● Goal:
From the records below, pull each line that has "למחול".

● Data entries:

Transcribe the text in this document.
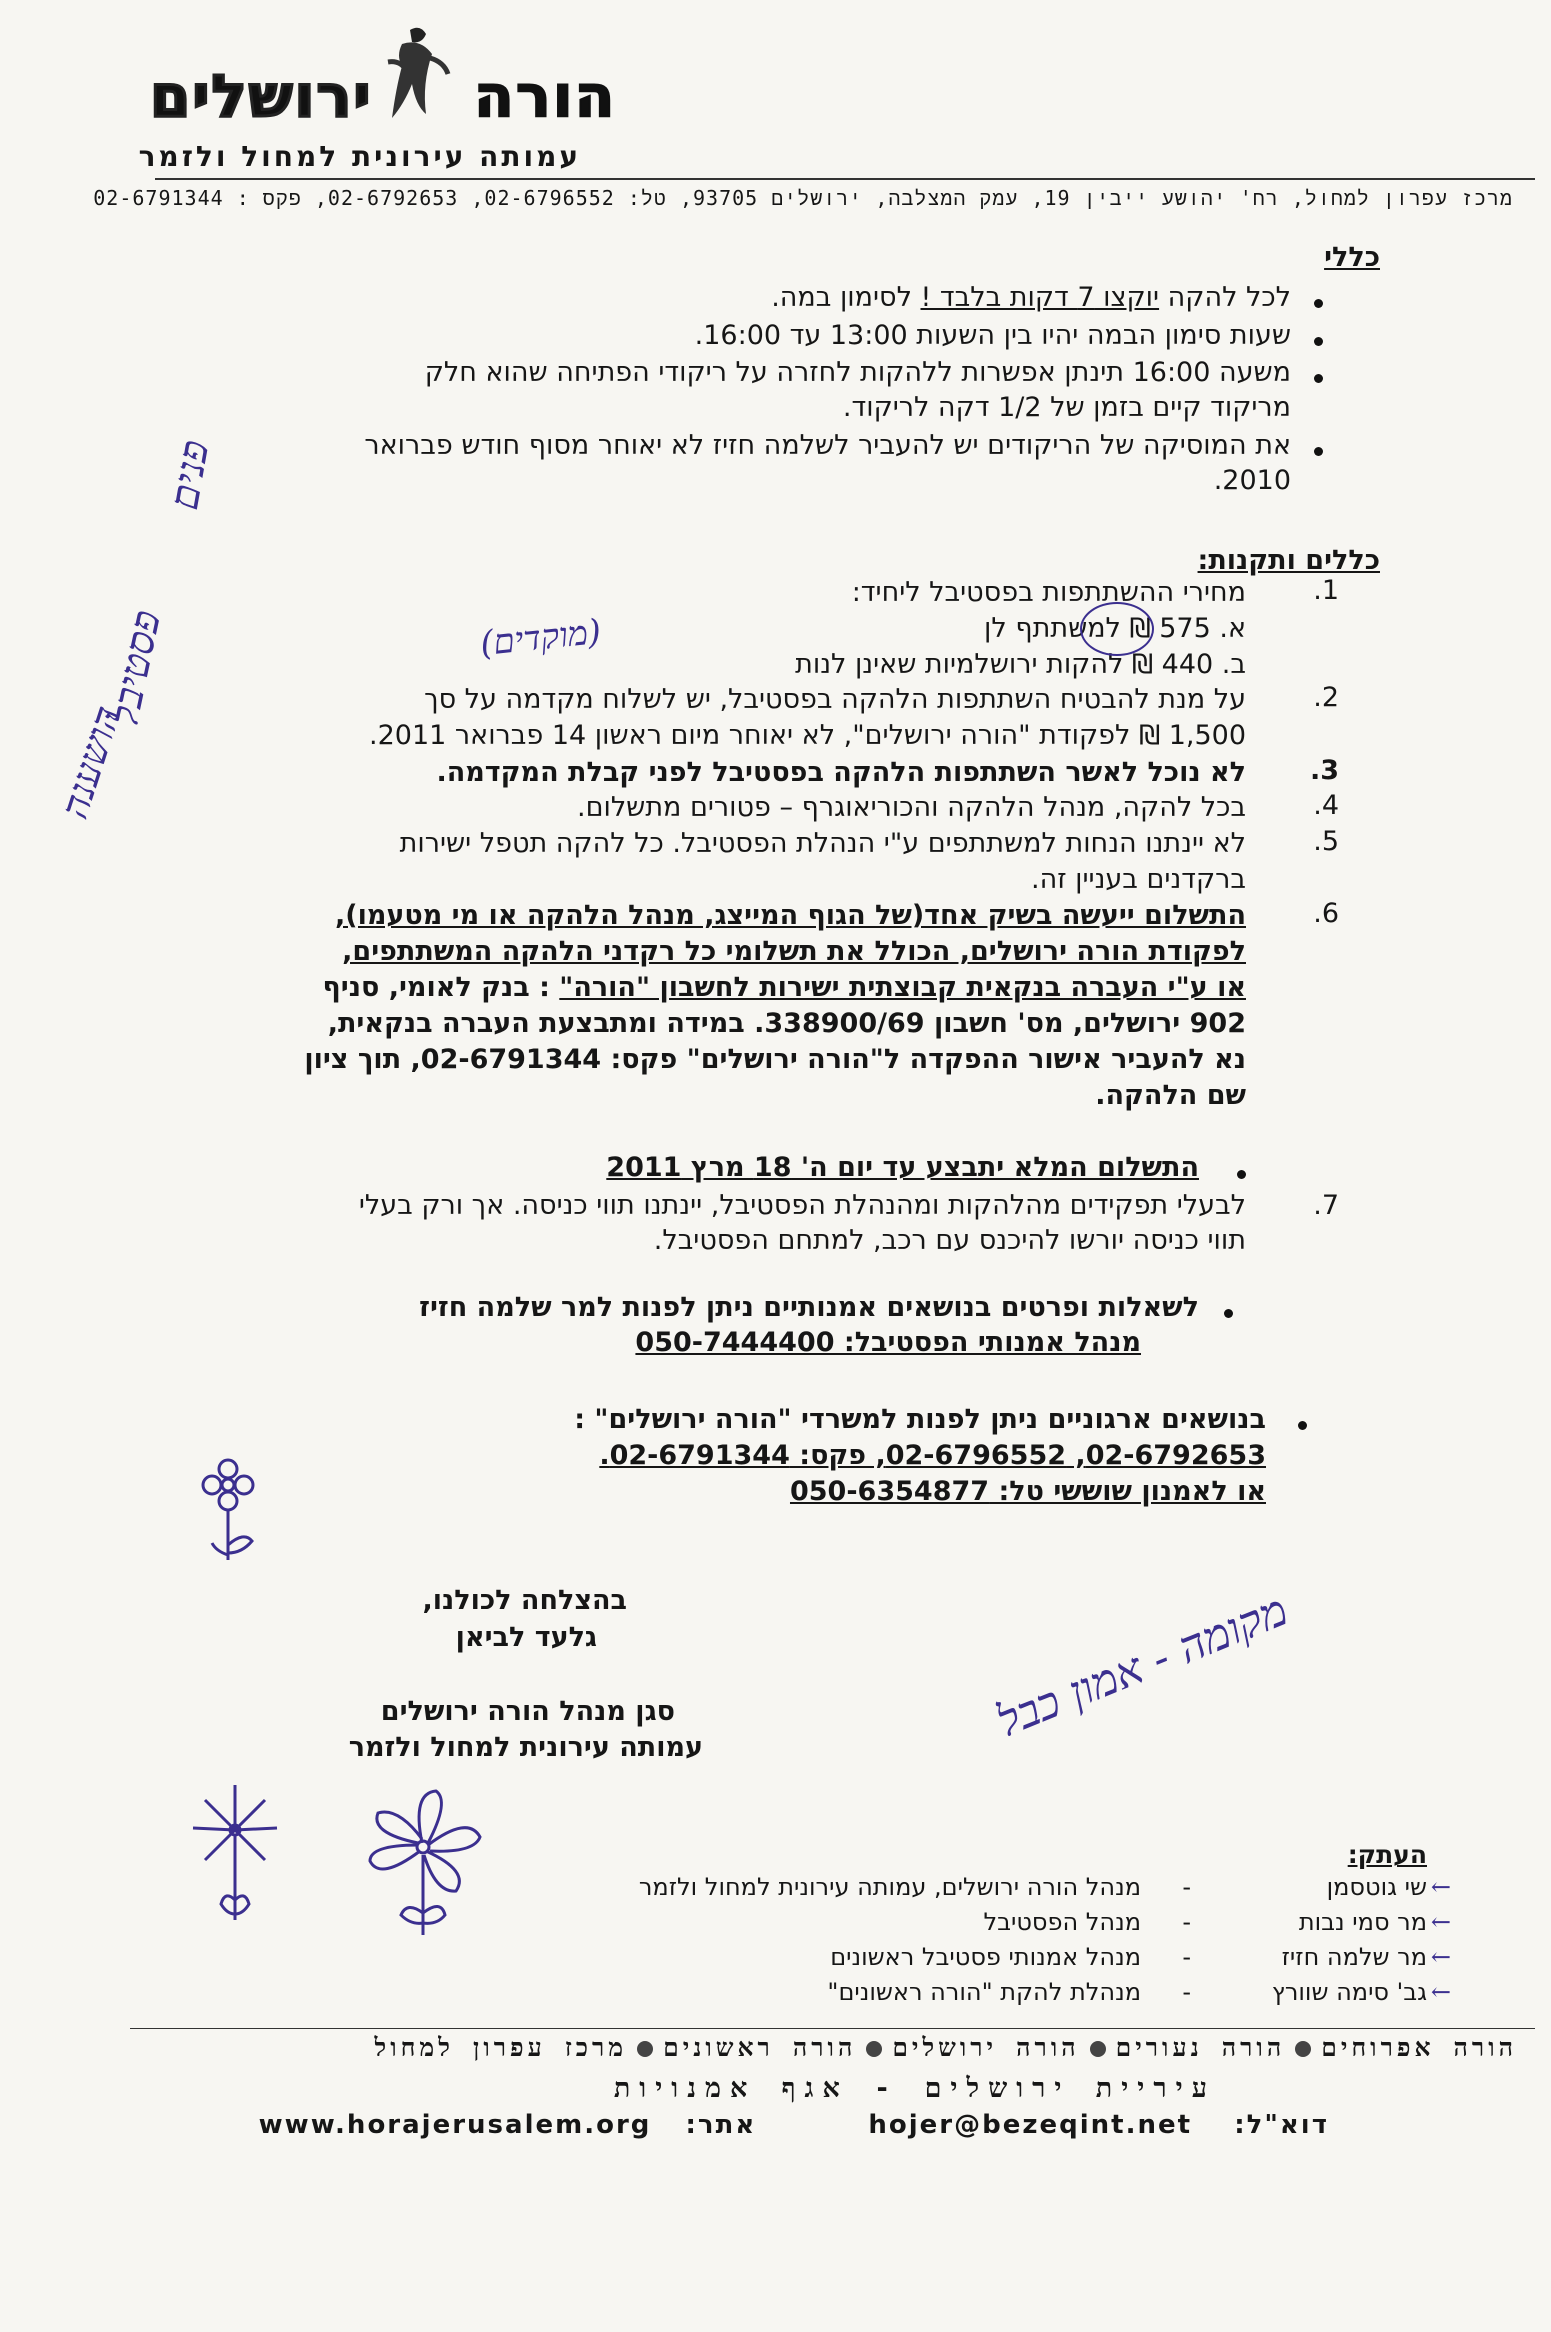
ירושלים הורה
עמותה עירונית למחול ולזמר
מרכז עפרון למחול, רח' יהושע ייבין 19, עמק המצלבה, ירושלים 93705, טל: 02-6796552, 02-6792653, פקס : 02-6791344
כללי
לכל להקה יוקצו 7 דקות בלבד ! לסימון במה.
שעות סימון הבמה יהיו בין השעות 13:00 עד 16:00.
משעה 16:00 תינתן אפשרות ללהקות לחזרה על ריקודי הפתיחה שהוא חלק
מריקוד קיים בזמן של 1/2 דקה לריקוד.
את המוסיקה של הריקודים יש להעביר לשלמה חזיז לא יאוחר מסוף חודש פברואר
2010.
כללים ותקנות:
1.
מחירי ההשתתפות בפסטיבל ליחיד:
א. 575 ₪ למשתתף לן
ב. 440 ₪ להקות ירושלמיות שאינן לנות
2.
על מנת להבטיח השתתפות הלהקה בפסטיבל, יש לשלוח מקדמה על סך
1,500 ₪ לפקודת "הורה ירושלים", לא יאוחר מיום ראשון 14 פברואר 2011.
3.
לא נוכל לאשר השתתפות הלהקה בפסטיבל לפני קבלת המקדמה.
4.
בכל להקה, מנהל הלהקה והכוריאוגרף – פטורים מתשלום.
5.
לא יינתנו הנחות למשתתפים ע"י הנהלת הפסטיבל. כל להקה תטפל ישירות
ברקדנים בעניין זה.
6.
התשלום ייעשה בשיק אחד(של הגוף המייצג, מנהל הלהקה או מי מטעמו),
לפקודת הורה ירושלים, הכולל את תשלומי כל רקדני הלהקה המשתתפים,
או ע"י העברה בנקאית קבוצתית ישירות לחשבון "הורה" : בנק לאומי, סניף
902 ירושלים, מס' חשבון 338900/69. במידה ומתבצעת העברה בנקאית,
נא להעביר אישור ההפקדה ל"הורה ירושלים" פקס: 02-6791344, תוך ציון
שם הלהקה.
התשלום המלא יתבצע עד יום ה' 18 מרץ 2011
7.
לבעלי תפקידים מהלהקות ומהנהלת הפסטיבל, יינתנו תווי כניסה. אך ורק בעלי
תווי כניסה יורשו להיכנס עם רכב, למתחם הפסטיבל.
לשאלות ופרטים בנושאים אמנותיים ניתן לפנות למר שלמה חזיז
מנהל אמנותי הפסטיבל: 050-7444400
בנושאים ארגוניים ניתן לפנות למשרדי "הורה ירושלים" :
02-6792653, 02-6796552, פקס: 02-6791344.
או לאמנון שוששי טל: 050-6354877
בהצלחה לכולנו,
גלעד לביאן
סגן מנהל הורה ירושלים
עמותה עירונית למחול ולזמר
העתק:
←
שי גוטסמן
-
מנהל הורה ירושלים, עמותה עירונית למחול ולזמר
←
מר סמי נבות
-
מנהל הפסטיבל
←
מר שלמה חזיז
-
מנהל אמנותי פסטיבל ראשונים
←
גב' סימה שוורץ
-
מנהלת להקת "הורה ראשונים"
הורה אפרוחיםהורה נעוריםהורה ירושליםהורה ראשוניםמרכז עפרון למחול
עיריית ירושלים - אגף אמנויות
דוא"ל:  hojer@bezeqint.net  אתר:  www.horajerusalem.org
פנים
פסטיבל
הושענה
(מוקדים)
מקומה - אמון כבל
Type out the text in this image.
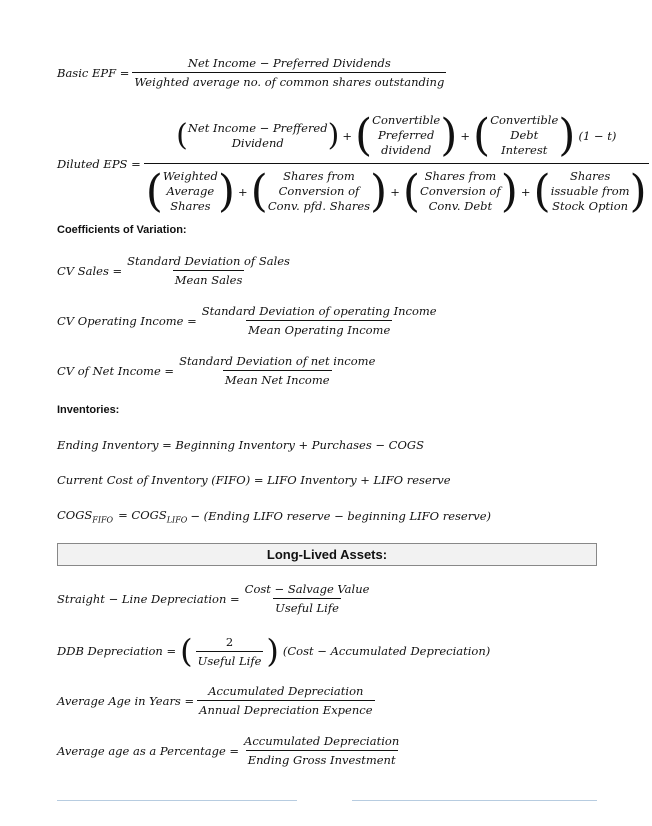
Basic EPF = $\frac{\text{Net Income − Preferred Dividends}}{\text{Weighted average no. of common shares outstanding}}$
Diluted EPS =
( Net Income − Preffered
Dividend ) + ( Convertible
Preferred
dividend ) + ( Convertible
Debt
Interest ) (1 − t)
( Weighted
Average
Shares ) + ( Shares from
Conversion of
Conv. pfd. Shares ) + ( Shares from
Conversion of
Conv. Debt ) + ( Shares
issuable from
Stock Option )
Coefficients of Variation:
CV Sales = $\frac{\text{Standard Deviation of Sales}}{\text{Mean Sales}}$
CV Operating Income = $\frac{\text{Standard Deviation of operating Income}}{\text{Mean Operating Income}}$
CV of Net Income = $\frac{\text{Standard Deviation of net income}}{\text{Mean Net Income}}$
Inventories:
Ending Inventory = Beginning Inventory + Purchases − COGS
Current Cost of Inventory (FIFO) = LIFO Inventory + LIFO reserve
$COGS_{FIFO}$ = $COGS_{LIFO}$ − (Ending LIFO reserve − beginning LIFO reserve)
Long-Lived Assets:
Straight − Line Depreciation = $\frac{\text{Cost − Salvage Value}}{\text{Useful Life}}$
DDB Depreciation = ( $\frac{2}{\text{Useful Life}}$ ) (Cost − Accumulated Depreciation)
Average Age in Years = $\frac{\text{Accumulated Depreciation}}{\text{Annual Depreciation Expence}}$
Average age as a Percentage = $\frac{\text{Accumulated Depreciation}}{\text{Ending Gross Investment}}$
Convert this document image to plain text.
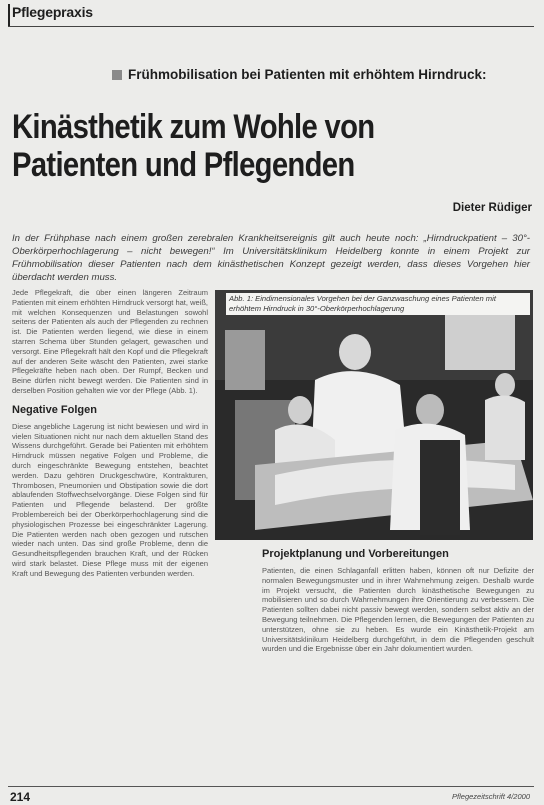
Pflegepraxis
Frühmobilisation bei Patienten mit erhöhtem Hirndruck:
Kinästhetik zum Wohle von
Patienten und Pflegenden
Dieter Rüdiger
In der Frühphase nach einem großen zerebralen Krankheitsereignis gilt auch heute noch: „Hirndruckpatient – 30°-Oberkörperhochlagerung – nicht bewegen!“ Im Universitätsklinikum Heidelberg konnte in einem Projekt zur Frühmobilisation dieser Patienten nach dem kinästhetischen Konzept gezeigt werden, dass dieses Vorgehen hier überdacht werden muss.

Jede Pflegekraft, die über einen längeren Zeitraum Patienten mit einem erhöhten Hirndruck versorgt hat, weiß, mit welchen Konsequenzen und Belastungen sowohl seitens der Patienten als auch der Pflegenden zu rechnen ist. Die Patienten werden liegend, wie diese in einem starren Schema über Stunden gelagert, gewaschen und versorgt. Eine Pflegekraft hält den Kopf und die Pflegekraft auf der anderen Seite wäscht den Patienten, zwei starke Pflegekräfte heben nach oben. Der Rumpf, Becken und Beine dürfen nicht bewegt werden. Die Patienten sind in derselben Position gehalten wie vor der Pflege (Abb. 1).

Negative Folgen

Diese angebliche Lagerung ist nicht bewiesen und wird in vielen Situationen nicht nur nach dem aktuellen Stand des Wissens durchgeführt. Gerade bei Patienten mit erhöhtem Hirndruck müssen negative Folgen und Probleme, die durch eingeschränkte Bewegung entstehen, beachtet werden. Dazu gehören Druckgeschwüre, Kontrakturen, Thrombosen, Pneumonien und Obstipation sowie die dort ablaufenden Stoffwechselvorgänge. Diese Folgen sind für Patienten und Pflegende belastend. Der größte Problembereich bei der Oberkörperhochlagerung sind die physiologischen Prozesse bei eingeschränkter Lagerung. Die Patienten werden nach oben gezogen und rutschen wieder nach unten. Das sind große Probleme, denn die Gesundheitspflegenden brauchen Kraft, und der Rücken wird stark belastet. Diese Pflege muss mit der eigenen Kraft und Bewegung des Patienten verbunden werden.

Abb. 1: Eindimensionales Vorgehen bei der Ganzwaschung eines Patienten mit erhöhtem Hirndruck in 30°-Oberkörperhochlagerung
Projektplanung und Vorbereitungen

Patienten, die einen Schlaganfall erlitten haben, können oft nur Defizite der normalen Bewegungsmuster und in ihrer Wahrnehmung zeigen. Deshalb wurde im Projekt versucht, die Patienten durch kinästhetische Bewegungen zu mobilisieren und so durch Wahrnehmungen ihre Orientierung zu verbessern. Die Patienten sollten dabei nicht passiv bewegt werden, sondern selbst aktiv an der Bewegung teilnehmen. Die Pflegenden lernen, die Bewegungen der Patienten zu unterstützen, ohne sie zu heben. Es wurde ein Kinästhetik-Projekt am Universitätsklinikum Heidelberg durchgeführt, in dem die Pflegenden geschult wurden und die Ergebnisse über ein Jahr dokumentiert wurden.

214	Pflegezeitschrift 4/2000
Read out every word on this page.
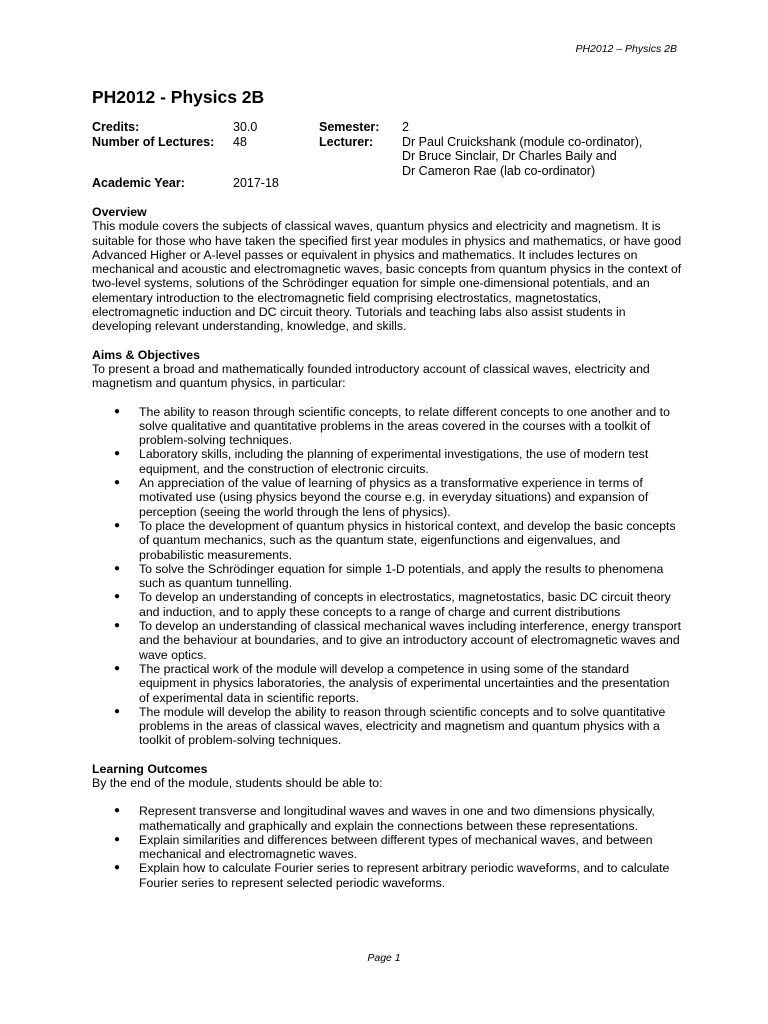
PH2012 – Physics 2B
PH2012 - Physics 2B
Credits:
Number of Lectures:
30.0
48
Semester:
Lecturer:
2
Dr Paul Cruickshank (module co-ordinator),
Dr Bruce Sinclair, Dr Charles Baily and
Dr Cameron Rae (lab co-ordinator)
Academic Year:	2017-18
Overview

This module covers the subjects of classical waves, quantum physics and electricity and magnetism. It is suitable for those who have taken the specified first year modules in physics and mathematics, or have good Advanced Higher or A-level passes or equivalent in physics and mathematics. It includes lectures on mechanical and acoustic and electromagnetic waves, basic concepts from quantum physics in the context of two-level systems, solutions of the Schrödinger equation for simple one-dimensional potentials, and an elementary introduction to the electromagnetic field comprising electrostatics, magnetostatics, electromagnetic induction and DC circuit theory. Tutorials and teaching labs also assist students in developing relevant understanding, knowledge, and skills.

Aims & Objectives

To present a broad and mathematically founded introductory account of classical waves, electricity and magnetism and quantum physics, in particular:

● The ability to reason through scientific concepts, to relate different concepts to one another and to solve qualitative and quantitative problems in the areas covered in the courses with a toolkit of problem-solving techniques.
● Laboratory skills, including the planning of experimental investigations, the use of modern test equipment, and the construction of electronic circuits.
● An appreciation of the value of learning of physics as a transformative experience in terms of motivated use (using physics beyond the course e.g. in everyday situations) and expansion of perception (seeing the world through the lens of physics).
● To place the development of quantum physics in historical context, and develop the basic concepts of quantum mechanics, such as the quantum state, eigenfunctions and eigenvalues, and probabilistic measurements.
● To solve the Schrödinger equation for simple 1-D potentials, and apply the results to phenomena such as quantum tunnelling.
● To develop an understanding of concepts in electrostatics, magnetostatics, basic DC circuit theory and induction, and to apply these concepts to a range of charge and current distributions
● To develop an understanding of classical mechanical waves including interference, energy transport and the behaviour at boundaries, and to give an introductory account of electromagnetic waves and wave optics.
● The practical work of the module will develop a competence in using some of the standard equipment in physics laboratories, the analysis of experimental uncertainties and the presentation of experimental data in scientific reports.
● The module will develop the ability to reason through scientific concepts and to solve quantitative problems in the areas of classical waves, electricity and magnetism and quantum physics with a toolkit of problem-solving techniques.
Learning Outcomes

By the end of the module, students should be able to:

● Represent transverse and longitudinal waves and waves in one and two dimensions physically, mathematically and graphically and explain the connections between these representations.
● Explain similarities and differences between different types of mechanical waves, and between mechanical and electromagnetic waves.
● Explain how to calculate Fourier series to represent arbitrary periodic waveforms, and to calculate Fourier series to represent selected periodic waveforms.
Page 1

● Response for this exercise:
עמותה עירונית למחול ולזמר
מרכז עפרון למחול, רח' יהושע ייבין 19, עמק המצלבה, ירושלים 93705, טל: 02-6796552, 02-6792653, פקס : 02-6791344
עמותה עירונית למחול ולזמר
מנהל הורה ירושלים, עמותה עירונית למחול ולזמר
הורה אפרוחיםהורה נעוריםהורה ירושליםהורה ראשוניםמרכז עפרון למחול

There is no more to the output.